* EXERCISE OBJECTIVE *
Copy the records below exactly, leaving out every picture.

* DATA EXTRACT *

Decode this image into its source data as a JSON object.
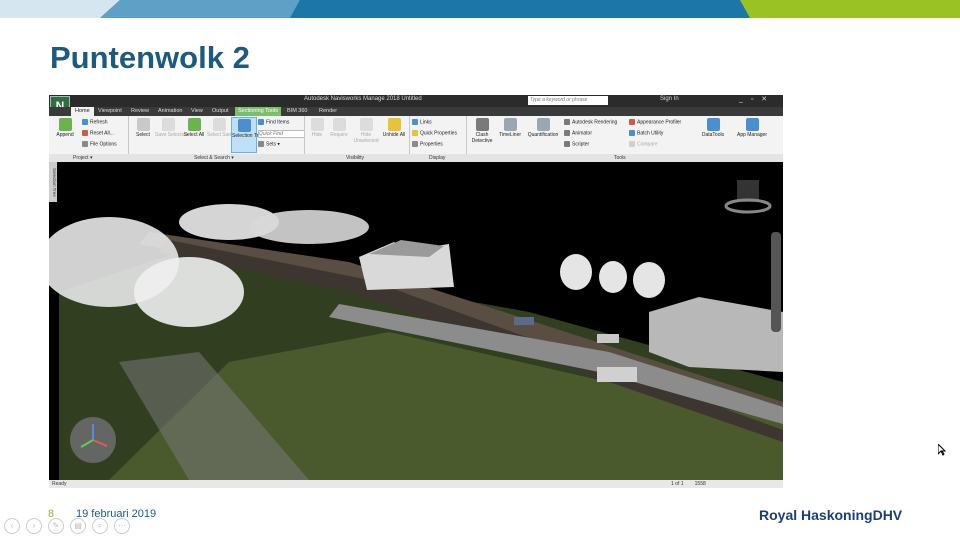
{
  "slide": {
    "title": "Puntenwolk 2",
    "page_number": "8",
    "date": "19 februari 2019",
    "brand": "Royal HaskoningDHV",
    "colors": {
      "title": "#1c5a7e",
      "accent_green": "#8cbb1f",
      "accent_blue": "#1a6a9a",
      "brand": "#1c3e78"
    }
  },
  "app": {
    "icon_letter": "N",
    "title": "Autodesk Navisworks Manage 2018  Untitled",
    "search_placeholder": "Type a keyword or phrase",
    "sign_in": "Sign In",
    "tabs": [
      "Home",
      "Viewpoint",
      "Review",
      "Animation",
      "View",
      "Output",
      "Sectioning Tools",
      "BIM 360",
      "Render"
    ],
    "active_tab": "Home",
    "contextual_tab": "Sectioning Tools"
  },
  "ribbon": {
    "project": {
      "append": "Append",
      "refresh": "Refresh",
      "reset_all": "Reset All...",
      "file_options": "File Options"
    },
    "select_search": {
      "select": "Select",
      "save_selection": "Save Selection",
      "select_all": "Select All",
      "select_same": "Select Same",
      "selection_tree": "Selection Tree",
      "find_items": "Find Items",
      "quick_find": "Quick Find",
      "sets": "Sets"
    },
    "visibility": {
      "hide": "Hide",
      "require": "Require",
      "hide_unselected": "Hide Unselected",
      "unhide_all": "Unhide All"
    },
    "display": {
      "links": "Links",
      "quick_properties": "Quick Properties",
      "properties": "Properties"
    },
    "tools": {
      "clash_detective": "Clash Detective",
      "timeliner": "TimeLiner",
      "quantification": "Quantification",
      "autodesk_rendering": "Autodesk Rendering",
      "animator": "Animator",
      "scripter": "Scripter",
      "appearance_profiler": "Appearance Profiler",
      "batch_utility": "Batch Utility",
      "compare": "Compare",
      "datatools": "DataTools",
      "app_manager": "App Manager"
    },
    "panels": [
      "Project",
      "Select & Search",
      "Visibility",
      "Display",
      "Tools"
    ]
  },
  "side_tab": "Selection Tree",
  "status": {
    "left": "Ready",
    "page": "1 of 1",
    "memory": "1558"
  }
}
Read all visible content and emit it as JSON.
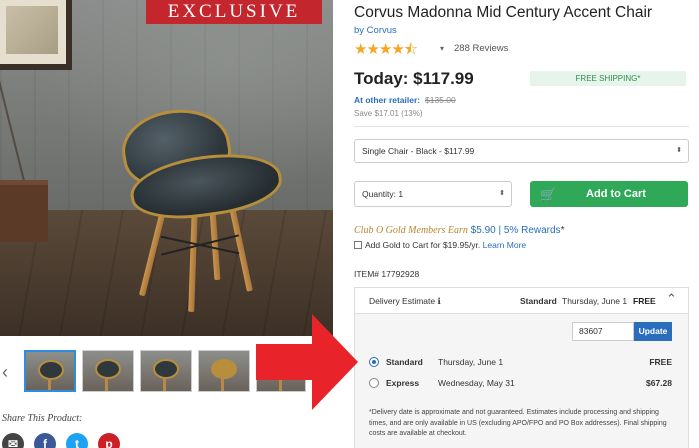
{
  "hero": {
    "badge": "EXCLUSIVE"
  },
  "thumbnails": {
    "prev_arrow": "‹",
    "count_visible": 5,
    "active_index": 0
  },
  "share": {
    "label": "Share This Product:",
    "icons": [
      "email-icon",
      "facebook-icon",
      "twitter-icon",
      "pinterest-icon"
    ]
  },
  "product": {
    "title": "Corvus Madonna Mid Century Accent Chair",
    "brand": "by Corvus",
    "rating": 4.5,
    "stars": "★★★★⯪",
    "review_caret": "▾",
    "reviews": "288 Reviews",
    "today_price": "Today: $117.99",
    "free_shipping": "FREE SHIPPING*",
    "other_retailer_label": "At other retailer:",
    "other_retailer_price": "$135.00",
    "save": "Save $17.01 (13%)",
    "item_number": "ITEM# 17792928"
  },
  "variant_select": {
    "value": "Single Chair - Black - $117.99",
    "chevron": "⬍"
  },
  "quantity_select": {
    "value": "Quantity: 1",
    "chevron": "⬍"
  },
  "cart": {
    "icon": "🛒",
    "label": "Add to Cart"
  },
  "club": {
    "members_text": "Club O Gold Members Earn",
    "reward_amount": "$5.90",
    "separator": " | ",
    "rewards": "5% Rewards",
    "asterisk": "*",
    "add_gold_text": "Add Gold to Cart for $19.95/yr.",
    "learn_more": "Learn More"
  },
  "delivery": {
    "label": "Delivery Estimate ℹ",
    "selected_method": "Standard",
    "selected_date": "Thursday, June 1",
    "selected_price": "FREE",
    "caret": "⌃",
    "zip": "83607",
    "update_label": "Update",
    "options": [
      {
        "name": "Standard",
        "date": "Thursday, June 1",
        "price": "FREE",
        "selected": true
      },
      {
        "name": "Express",
        "date": "Wednesday, May 31",
        "price": "$67.28",
        "selected": false
      }
    ],
    "note": "*Delivery date is approximate and not guaranteed. Estimates include processing and shipping times, and are only available in US (excluding APO/FPO and PO Box addresses). Final shipping costs are available at checkout."
  },
  "colors": {
    "badge_red": "#c4262e",
    "link_blue": "#2a6ebb",
    "cart_green": "#2fa957",
    "star_gold": "#f5a623",
    "arrow_red": "#e8232a"
  }
}
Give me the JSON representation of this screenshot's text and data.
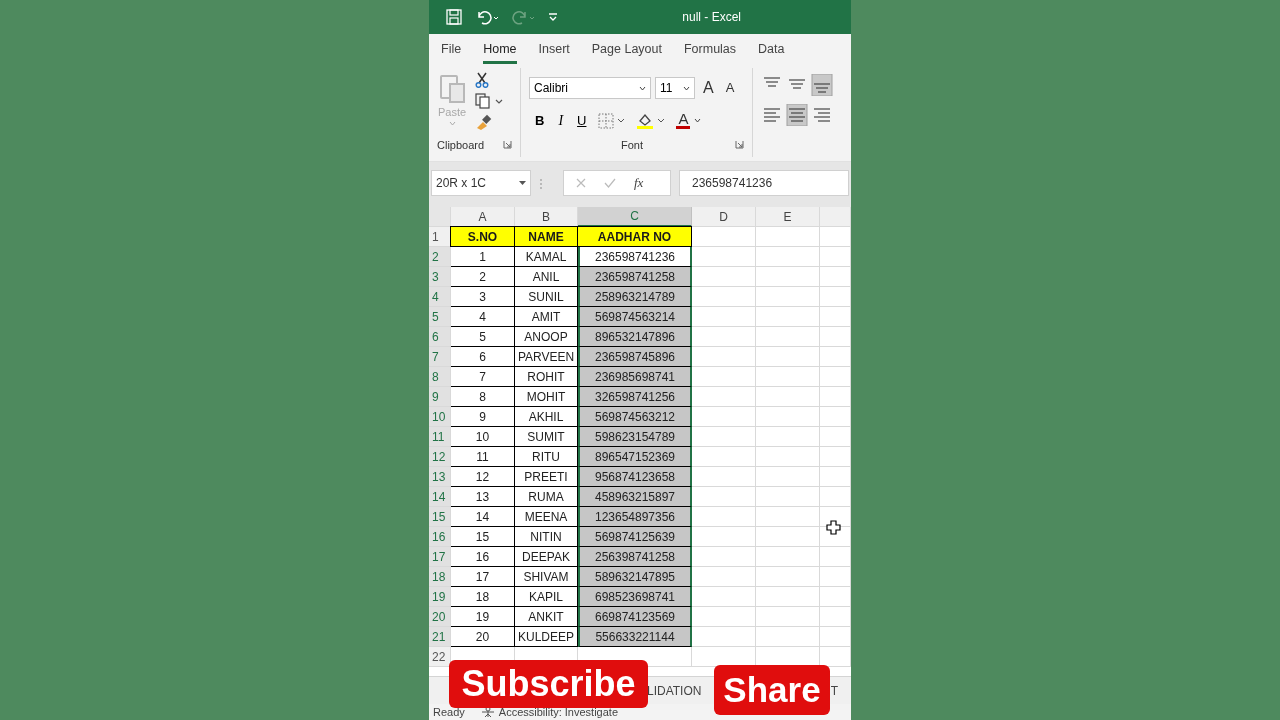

* COMPLETE OUTPUT *
Decode this image into its source data as a JSON object.
{
  "slide": {
    "title": "Puntenwolk 2",
    "page_number": "8",
    "date": "19 februari 2019",
    "brand": "Royal HaskoningDHV",
    "colors": {
      "title": "#1c5a7e",
      "accent_green": "#8cbb1f",
      "accent_blue": "#1a6a9a",
      "brand": "#1c3e78"
    }
  },
  "app": {
    "icon_letter": "N",
    "title": "Autodesk Navisworks Manage 2018  Untitled",
    "search_placeholder": "Type a keyword or phrase",
    "sign_in": "Sign In",
    "tabs": [
      "Home",
      "Viewpoint",
      "Review",
      "Animation",
      "View",
      "Output",
      "Sectioning Tools",
      "BIM 360",
      "Render"
    ],
    "active_tab": "Home",
    "contextual_tab": "Sectioning Tools"
  },
  "ribbon": {
    "project": {
      "append": "Append",
      "refresh": "Refresh",
      "reset_all": "Reset All...",
      "file_options": "File Options"
    },
    "select_search": {
      "select": "Select",
      "save_selection": "Save Selection",
      "select_all": "Select All",
      "select_same": "Select Same",
      "selection_tree": "Selection Tree",
      "find_items": "Find Items",
      "quick_find": "Quick Find",
      "sets": "Sets"
    },
    "visibility": {
      "hide": "Hide",
      "require": "Require",
      "hide_unselected": "Hide Unselected",
      "unhide_all": "Unhide All"
    },
    "display": {
      "links": "Links",
      "quick_properties": "Quick Properties",
      "properties": "Properties"
    },
    "tools": {
      "clash_detective": "Clash Detective",
      "timeliner": "TimeLiner",
      "quantification": "Quantification",
      "autodesk_rendering": "Autodesk Rendering",
      "animator": "Animator",
      "scripter": "Scripter",
      "appearance_profiler": "Appearance Profiler",
      "batch_utility": "Batch Utility",
      "compare": "Compare",
      "datatools": "DataTools",
      "app_manager": "App Manager"
    },
    "panels": [
      "Project",
      "Select & Search",
      "Visibility",
      "Display",
      "Tools"
    ]
  },
  "side_tab": "Selection Tree",
  "status": {
    "left": "Ready",
    "page": "1 of 1",
    "memory": "1558"
  }
}
Read all visible content and emit it as JSON.
{
  "hero": {
    "badge": "EXCLUSIVE"
  },
  "thumbnails": {
    "prev_arrow": "‹",
    "count_visible": 5,
    "active_index": 0
  },
  "share": {
    "label": "Share This Product:",
    "icons": [
      "email-icon",
      "facebook-icon",
      "twitter-icon",
      "pinterest-icon"
    ]
  },
  "product": {
    "title": "Corvus Madonna Mid Century Accent Chair",
    "brand": "by Corvus",
    "rating": 4.5,
    "stars": "★★★★⯪",
    "review_caret": "▾",
    "reviews": "288 Reviews",
    "today_price": "Today: $117.99",
    "free_shipping": "FREE SHIPPING*",
    "other_retailer_label": "At other retailer:",
    "other_retailer_price": "$135.00",
    "save": "Save $17.01 (13%)",
    "item_number": "ITEM# 17792928"
  },
  "variant_select": {
    "value": "Single Chair - Black - $117.99",
    "chevron": "⬍"
  },
  "quantity_select": {
    "value": "Quantity: 1",
    "chevron": "⬍"
  },
  "cart": {
    "icon": "🛒",
    "label": "Add to Cart"
  },
  "club": {
    "members_text": "Club O Gold Members Earn",
    "reward_amount": "$5.90",
    "separator": " | ",
    "rewards": "5% Rewards",
    "asterisk": "*",
    "add_gold_text": "Add Gold to Cart for $19.95/yr.",
    "learn_more": "Learn More"
  },
  "delivery": {
    "label": "Delivery Estimate ℹ",
    "selected_method": "Standard",
    "selected_date": "Thursday, June 1",
    "selected_price": "FREE",
    "caret": "⌃",
    "zip": "83607",
    "update_label": "Update",
    "options": [
      {
        "name": "Standard",
        "date": "Thursday, June 1",
        "price": "FREE",
        "selected": true
      },
      {
        "name": "Express",
        "date": "Wednesday, May 31",
        "price": "$67.28",
        "selected": false
      }
    ],
    "note": "*Delivery date is approximate and not guaranteed. Estimates include processing and shipping times, and are only available in US (excluding APO/FPO and PO Box addresses). Final shipping costs are available at checkout."
  },
  "colors": {
    "badge_red": "#c4262e",
    "link_blue": "#2a6ebb",
    "cart_green": "#2fa957",
    "star_gold": "#f5a623",
    "arrow_red": "#e8232a"
  }
}
Give me the JSON representation of this screenshot's text and data.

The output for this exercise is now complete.